[begin Data rows]

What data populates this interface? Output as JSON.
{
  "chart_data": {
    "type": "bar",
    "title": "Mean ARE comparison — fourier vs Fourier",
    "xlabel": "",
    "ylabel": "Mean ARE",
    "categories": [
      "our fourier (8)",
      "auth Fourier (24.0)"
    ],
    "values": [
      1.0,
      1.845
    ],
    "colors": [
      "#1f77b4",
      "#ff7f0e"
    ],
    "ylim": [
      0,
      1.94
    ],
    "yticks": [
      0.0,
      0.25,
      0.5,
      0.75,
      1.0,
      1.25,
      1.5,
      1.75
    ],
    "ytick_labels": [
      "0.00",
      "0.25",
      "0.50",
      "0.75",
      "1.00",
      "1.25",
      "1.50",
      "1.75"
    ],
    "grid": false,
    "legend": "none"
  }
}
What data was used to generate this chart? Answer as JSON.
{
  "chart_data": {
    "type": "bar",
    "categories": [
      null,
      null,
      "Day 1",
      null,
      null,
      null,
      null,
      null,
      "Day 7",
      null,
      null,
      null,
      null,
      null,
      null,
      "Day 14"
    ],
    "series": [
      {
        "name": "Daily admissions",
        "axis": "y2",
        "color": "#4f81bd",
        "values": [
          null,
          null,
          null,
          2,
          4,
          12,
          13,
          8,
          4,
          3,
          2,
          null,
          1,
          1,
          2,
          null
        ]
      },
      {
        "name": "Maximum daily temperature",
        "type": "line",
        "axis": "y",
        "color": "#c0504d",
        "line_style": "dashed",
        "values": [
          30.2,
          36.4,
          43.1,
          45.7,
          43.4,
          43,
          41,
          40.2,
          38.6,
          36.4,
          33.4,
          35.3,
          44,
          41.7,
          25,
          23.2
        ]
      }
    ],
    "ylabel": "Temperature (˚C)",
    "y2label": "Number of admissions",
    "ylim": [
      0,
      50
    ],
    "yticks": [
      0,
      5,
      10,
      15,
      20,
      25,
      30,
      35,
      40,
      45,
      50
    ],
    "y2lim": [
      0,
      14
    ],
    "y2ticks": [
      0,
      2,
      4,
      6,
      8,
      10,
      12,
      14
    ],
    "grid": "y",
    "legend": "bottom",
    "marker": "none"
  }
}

[end Data rows]

**What the task requires:** Write out every line from the entries where "ylabel" appears.

**Exercise response:**
    "ylabel": "Mean ARE",
    "ylabel": "Temperature (˚C)",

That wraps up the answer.